> [Your goal] Assemble all lines in which the string "break" appears.

[Collected data entries]
==================================================
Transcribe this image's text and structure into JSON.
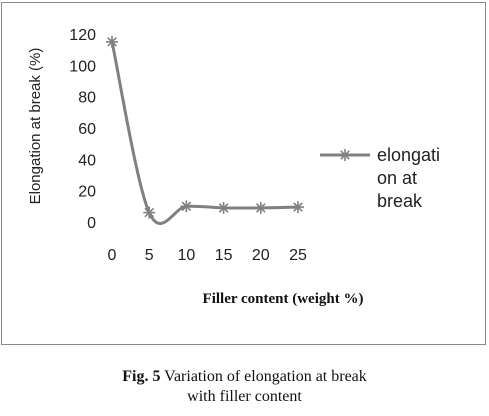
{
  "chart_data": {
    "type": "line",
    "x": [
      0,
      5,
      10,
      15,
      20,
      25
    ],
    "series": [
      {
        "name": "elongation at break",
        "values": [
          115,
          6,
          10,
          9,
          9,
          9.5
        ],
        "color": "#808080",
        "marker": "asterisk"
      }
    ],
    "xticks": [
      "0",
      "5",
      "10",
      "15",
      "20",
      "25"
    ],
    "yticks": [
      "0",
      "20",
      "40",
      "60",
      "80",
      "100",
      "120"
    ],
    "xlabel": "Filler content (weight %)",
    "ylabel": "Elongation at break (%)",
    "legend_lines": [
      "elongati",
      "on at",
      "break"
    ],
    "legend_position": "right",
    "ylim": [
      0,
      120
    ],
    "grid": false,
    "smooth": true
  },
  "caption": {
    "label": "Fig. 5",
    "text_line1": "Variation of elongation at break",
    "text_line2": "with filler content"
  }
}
==================================================
> [Reply to the task]
        "name": "elongation at break",
    "ylabel": "Elongation at break (%)",
      "break"
    "text_line1": "Variation of elongation at break",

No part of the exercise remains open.